Every line containing the word "icon" needs to be found and copied.
== == ==
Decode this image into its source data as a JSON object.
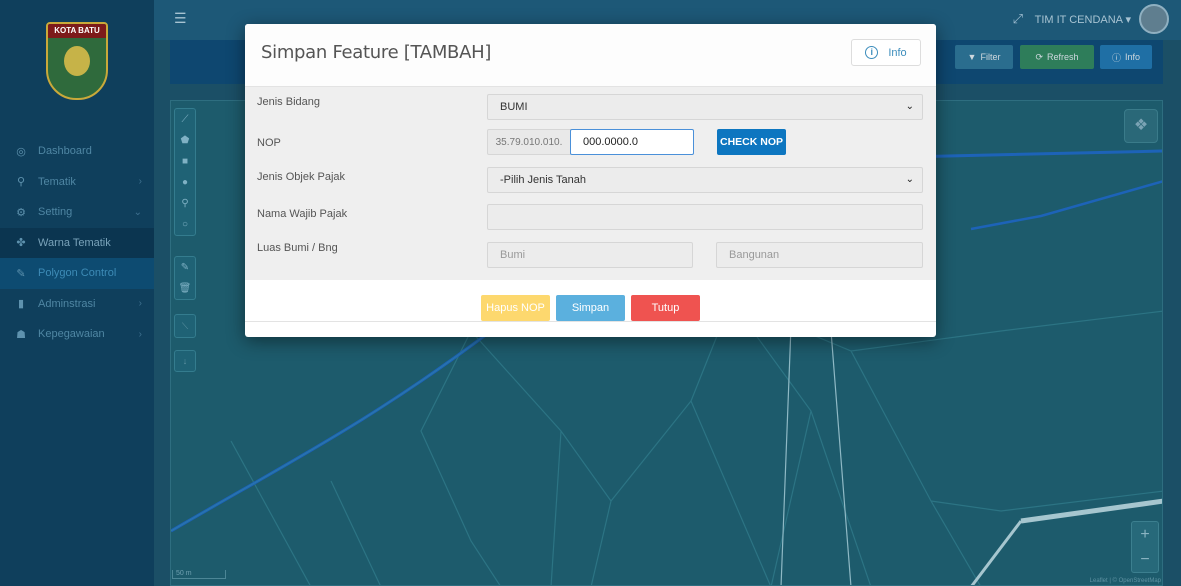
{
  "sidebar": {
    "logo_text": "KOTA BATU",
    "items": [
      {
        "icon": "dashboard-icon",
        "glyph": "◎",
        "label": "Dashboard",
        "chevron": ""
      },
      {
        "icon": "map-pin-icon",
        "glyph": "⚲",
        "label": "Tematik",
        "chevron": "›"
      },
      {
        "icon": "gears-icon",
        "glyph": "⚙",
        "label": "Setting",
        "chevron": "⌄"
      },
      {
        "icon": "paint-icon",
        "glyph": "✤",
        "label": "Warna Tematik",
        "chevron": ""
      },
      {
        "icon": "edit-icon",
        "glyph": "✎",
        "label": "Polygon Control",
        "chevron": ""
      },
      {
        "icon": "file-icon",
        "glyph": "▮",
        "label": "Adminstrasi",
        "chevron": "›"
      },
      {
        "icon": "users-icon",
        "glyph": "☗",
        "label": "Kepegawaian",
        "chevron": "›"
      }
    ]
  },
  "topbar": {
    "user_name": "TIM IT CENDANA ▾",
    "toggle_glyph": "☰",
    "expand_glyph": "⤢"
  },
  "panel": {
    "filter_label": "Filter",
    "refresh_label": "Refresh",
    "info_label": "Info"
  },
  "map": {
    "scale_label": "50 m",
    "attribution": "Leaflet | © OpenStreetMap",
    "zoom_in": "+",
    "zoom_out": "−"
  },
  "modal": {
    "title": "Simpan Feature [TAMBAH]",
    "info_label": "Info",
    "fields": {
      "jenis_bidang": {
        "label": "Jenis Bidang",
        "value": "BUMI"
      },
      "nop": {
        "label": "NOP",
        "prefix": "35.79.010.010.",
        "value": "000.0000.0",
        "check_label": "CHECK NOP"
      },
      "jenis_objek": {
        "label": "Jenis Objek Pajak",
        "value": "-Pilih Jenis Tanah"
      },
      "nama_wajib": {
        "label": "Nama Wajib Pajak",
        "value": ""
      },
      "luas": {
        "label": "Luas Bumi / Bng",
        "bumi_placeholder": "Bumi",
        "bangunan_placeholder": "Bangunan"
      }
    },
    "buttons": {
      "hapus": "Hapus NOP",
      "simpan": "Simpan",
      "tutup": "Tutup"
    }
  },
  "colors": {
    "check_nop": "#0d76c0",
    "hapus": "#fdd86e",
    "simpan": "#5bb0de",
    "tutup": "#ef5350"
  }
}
== == ==
▶ [Complete response]:
        "icon": "dashboard-icon",
        "icon": "map-pin-icon",
        "icon": "gears-icon",
        "icon": "paint-icon",
        "icon": "edit-icon",
        "icon": "file-icon",
        "icon": "users-icon",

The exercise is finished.